What is required. Extract the full set of records that follows, word for word.

— Start Dataset records —

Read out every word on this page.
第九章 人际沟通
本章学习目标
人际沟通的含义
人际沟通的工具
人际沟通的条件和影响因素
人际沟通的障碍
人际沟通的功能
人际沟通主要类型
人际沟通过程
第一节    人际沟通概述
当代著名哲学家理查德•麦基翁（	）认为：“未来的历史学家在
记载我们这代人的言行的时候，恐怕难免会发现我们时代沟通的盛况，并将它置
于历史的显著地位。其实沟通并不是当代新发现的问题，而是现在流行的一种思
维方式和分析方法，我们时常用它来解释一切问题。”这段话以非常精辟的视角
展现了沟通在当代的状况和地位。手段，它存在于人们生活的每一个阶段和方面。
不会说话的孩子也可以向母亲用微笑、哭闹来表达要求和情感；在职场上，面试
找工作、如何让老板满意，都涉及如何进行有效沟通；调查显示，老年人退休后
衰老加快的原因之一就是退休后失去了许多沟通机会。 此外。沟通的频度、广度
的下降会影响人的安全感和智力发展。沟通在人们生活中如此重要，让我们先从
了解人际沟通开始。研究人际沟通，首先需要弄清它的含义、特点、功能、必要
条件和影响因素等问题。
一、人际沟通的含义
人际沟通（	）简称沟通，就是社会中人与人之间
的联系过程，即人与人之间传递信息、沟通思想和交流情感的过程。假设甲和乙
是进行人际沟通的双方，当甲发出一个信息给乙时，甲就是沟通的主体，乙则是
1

— End Dataset records —

Exercise answer.
Read out every word on this page.
第九章 人际沟通
本章学习目标
人际沟通的含义
人际沟通的工具
人际沟通的条件和影响因素
人际沟通的障碍
人际沟通的功能
人际沟通主要类型
人际沟通过程
第一节    人际沟通概述
当代著名哲学家理查德•麦基翁（	）认为：“未来的历史学家在
记载我们这代人的言行的时候，恐怕难免会发现我们时代沟通的盛况，并将它置
于历史的显著地位。其实沟通并不是当代新发现的问题，而是现在流行的一种思
维方式和分析方法，我们时常用它来解释一切问题。”这段话以非常精辟的视角
展现了沟通在当代的状况和地位。手段，它存在于人们生活的每一个阶段和方面。
不会说话的孩子也可以向母亲用微笑、哭闹来表达要求和情感；在职场上，面试
找工作、如何让老板满意，都涉及如何进行有效沟通；调查显示，老年人退休后
衰老加快的原因之一就是退休后失去了许多沟通机会。 此外。沟通的频度、广度
的下降会影响人的安全感和智力发展。沟通在人们生活中如此重要，让我们先从
了解人际沟通开始。研究人际沟通，首先需要弄清它的含义、特点、功能、必要
条件和影响因素等问题。
一、人际沟通的含义
人际沟通（	）简称沟通，就是社会中人与人之间
的联系过程，即人与人之间传递信息、沟通思想和交流情感的过程。假设甲和乙
是进行人际沟通的双方，当甲发出一个信息给乙时，甲就是沟通的主体，乙则是
1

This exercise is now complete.